Repeat exactly each line of the data provided below.

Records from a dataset
####

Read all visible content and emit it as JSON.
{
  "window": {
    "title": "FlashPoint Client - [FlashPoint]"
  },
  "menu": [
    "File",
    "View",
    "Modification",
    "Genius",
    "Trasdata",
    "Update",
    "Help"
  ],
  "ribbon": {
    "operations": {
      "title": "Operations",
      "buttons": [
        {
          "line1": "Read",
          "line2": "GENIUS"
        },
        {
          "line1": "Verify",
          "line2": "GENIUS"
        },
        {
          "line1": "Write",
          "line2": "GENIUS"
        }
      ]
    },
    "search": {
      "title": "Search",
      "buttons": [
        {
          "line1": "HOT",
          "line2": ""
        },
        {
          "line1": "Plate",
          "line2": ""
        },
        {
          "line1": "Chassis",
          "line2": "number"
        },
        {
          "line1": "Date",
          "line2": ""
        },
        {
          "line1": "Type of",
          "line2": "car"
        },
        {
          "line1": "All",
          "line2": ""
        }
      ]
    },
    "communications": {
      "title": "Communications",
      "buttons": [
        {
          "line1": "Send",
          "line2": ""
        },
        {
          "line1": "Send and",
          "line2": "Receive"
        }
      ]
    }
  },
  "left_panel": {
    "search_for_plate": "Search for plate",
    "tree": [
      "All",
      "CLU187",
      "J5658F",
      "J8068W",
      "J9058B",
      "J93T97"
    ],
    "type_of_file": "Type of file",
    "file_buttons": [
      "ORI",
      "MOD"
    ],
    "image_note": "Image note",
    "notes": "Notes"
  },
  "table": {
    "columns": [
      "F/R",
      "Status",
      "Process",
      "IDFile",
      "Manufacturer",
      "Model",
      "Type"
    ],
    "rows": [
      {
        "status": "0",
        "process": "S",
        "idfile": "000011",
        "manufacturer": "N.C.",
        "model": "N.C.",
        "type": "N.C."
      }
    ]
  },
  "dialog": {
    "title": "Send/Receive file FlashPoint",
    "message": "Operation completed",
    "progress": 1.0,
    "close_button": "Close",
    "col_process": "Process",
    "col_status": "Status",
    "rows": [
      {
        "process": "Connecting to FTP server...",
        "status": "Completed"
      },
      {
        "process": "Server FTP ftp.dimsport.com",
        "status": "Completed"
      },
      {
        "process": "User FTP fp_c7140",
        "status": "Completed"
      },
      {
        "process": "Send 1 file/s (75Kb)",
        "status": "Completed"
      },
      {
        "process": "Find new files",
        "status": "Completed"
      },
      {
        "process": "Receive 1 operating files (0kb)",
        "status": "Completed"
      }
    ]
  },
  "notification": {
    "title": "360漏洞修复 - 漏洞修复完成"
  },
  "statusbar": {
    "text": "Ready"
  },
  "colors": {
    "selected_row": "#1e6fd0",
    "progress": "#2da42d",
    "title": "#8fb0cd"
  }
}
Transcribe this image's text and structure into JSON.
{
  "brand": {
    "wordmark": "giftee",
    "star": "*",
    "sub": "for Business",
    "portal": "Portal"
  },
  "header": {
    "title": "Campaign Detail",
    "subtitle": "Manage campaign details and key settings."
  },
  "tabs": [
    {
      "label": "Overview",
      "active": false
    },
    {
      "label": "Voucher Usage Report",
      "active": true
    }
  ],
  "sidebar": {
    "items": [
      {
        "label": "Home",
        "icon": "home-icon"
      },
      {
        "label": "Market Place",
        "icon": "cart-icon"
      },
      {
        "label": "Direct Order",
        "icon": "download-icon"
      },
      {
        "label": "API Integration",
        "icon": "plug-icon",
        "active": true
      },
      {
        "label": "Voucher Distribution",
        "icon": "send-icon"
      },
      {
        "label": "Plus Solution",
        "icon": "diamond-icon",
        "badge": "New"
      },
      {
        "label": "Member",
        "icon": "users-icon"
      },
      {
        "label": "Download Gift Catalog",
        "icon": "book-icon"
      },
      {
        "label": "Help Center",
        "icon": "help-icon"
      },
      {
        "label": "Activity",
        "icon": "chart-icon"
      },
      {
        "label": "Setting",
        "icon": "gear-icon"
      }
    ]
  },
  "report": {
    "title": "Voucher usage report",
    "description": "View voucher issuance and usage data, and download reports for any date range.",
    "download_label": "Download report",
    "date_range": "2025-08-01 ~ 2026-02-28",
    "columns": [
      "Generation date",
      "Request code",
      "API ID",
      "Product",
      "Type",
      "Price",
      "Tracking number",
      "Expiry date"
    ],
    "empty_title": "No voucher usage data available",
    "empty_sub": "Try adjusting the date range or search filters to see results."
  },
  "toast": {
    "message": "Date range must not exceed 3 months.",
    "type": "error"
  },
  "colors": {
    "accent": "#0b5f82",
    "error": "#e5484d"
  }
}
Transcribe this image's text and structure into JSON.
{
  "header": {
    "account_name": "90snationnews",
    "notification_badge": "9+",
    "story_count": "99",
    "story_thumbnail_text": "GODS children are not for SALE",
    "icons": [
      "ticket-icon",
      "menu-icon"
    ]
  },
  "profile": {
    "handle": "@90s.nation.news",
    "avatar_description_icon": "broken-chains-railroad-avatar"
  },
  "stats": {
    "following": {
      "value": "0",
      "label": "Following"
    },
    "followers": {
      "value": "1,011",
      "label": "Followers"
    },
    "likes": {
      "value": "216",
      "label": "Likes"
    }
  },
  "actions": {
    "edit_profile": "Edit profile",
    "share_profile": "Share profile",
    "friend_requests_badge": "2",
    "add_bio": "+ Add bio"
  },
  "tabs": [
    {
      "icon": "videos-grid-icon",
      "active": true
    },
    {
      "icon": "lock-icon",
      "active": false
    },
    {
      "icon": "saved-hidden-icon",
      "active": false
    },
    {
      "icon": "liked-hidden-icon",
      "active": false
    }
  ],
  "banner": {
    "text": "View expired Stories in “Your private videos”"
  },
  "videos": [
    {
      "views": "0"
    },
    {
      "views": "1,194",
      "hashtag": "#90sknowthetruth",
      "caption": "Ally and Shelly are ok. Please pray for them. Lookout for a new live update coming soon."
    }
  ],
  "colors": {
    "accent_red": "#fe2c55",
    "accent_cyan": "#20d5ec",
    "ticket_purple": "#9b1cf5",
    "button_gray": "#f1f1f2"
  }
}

####

Task output:
Read all visible content and emit it as JSON.
{
  "window": {
    "title": "FlashPoint Client - [FlashPoint]"
  },
  "menu": [
    "File",
    "View",
    "Modification",
    "Genius",
    "Trasdata",
    "Update",
    "Help"
  ],
  "ribbon": {
    "operations": {
      "title": "Operations",
      "buttons": [
        {
          "line1": "Read",
          "line2": "GENIUS"
        },
        {
          "line1": "Verify",
          "line2": "GENIUS"
        },
        {
          "line1": "Write",
          "line2": "GENIUS"
        }
      ]
    },
    "search": {
      "title": "Search",
      "buttons": [
        {
          "line1": "HOT",
          "line2": ""
        },
        {
          "line1": "Plate",
          "line2": ""
        },
        {
          "line1": "Chassis",
          "line2": "number"
        },
        {
          "line1": "Date",
          "line2": ""
        },
        {
          "line1": "Type of",
          "line2": "car"
        },
        {
          "line1": "All",
          "line2": ""
        }
      ]
    },
    "communications": {
      "title": "Communications",
      "buttons": [
        {
          "line1": "Send",
          "line2": ""
        },
        {
          "line1": "Send and",
          "line2": "Receive"
        }
      ]
    }
  },
  "left_panel": {
    "search_for_plate": "Search for plate",
    "tree": [
      "All",
      "CLU187",
      "J5658F",
      "J8068W",
      "J9058B",
      "J93T97"
    ],
    "type_of_file": "Type of file",
    "file_buttons": [
      "ORI",
      "MOD"
    ],
    "image_note": "Image note",
    "notes": "Notes"
  },
  "table": {
    "columns": [
      "F/R",
      "Status",
      "Process",
      "IDFile",
      "Manufacturer",
      "Model",
      "Type"
    ],
    "rows": [
      {
        "status": "0",
        "process": "S",
        "idfile": "000011",
        "manufacturer": "N.C.",
        "model": "N.C.",
        "type": "N.C."
      }
    ]
  },
  "dialog": {
    "title": "Send/Receive file FlashPoint",
    "message": "Operation completed",
    "progress": 1.0,
    "close_button": "Close",
    "col_process": "Process",
    "col_status": "Status",
    "rows": [
      {
        "process": "Connecting to FTP server...",
        "status": "Completed"
      },
      {
        "process": "Server FTP ftp.dimsport.com",
        "status": "Completed"
      },
      {
        "process": "User FTP fp_c7140",
        "status": "Completed"
      },
      {
        "process": "Send 1 file/s (75Kb)",
        "status": "Completed"
      },
      {
        "process": "Find new files",
        "status": "Completed"
      },
      {
        "process": "Receive 1 operating files (0kb)",
        "status": "Completed"
      }
    ]
  },
  "notification": {
    "title": "360漏洞修复 - 漏洞修复完成"
  },
  "statusbar": {
    "text": "Ready"
  },
  "colors": {
    "selected_row": "#1e6fd0",
    "progress": "#2da42d",
    "title": "#8fb0cd"
  }
}
Transcribe this image's text and structure into JSON.
{
  "brand": {
    "wordmark": "giftee",
    "star": "*",
    "sub": "for Business",
    "portal": "Portal"
  },
  "header": {
    "title": "Campaign Detail",
    "subtitle": "Manage campaign details and key settings."
  },
  "tabs": [
    {
      "label": "Overview",
      "active": false
    },
    {
      "label": "Voucher Usage Report",
      "active": true
    }
  ],
  "sidebar": {
    "items": [
      {
        "label": "Home",
        "icon": "home-icon"
      },
      {
        "label": "Market Place",
        "icon": "cart-icon"
      },
      {
        "label": "Direct Order",
        "icon": "download-icon"
      },
      {
        "label": "API Integration",
        "icon": "plug-icon",
        "active": true
      },
      {
        "label": "Voucher Distribution",
        "icon": "send-icon"
      },
      {
        "label": "Plus Solution",
        "icon": "diamond-icon",
        "badge": "New"
      },
      {
        "label": "Member",
        "icon": "users-icon"
      },
      {
        "label": "Download Gift Catalog",
        "icon": "book-icon"
      },
      {
        "label": "Help Center",
        "icon": "help-icon"
      },
      {
        "label": "Activity",
        "icon": "chart-icon"
      },
      {
        "label": "Setting",
        "icon": "gear-icon"
      }
    ]
  },
  "report": {
    "title": "Voucher usage report",
    "description": "View voucher issuance and usage data, and download reports for any date range.",
    "download_label": "Download report",
    "date_range": "2025-08-01 ~ 2026-02-28",
    "columns": [
      "Generation date",
      "Request code",
      "API ID",
      "Product",
      "Type",
      "Price",
      "Tracking number",
      "Expiry date"
    ],
    "empty_title": "No voucher usage data available",
    "empty_sub": "Try adjusting the date range or search filters to see results."
  },
  "toast": {
    "message": "Date range must not exceed 3 months.",
    "type": "error"
  },
  "colors": {
    "accent": "#0b5f82",
    "error": "#e5484d"
  }
}
Transcribe this image's text and structure into JSON.
{
  "header": {
    "account_name": "90snationnews",
    "notification_badge": "9+",
    "story_count": "99",
    "story_thumbnail_text": "GODS children are not for SALE",
    "icons": [
      "ticket-icon",
      "menu-icon"
    ]
  },
  "profile": {
    "handle": "@90s.nation.news",
    "avatar_description_icon": "broken-chains-railroad-avatar"
  },
  "stats": {
    "following": {
      "value": "0",
      "label": "Following"
    },
    "followers": {
      "value": "1,011",
      "label": "Followers"
    },
    "likes": {
      "value": "216",
      "label": "Likes"
    }
  },
  "actions": {
    "edit_profile": "Edit profile",
    "share_profile": "Share profile",
    "friend_requests_badge": "2",
    "add_bio": "+ Add bio"
  },
  "tabs": [
    {
      "icon": "videos-grid-icon",
      "active": true
    },
    {
      "icon": "lock-icon",
      "active": false
    },
    {
      "icon": "saved-hidden-icon",
      "active": false
    },
    {
      "icon": "liked-hidden-icon",
      "active": false
    }
  ],
  "banner": {
    "text": "View expired Stories in “Your private videos”"
  },
  "videos": [
    {
      "views": "0"
    },
    {
      "views": "1,194",
      "hashtag": "#90sknowthetruth",
      "caption": "Ally and Shelly are ok. Please pray for them. Lookout for a new live update coming soon."
    }
  ],
  "colors": {
    "accent_red": "#fe2c55",
    "accent_cyan": "#20d5ec",
    "ticket_purple": "#9b1cf5",
    "button_gray": "#f1f1f2"
  }
}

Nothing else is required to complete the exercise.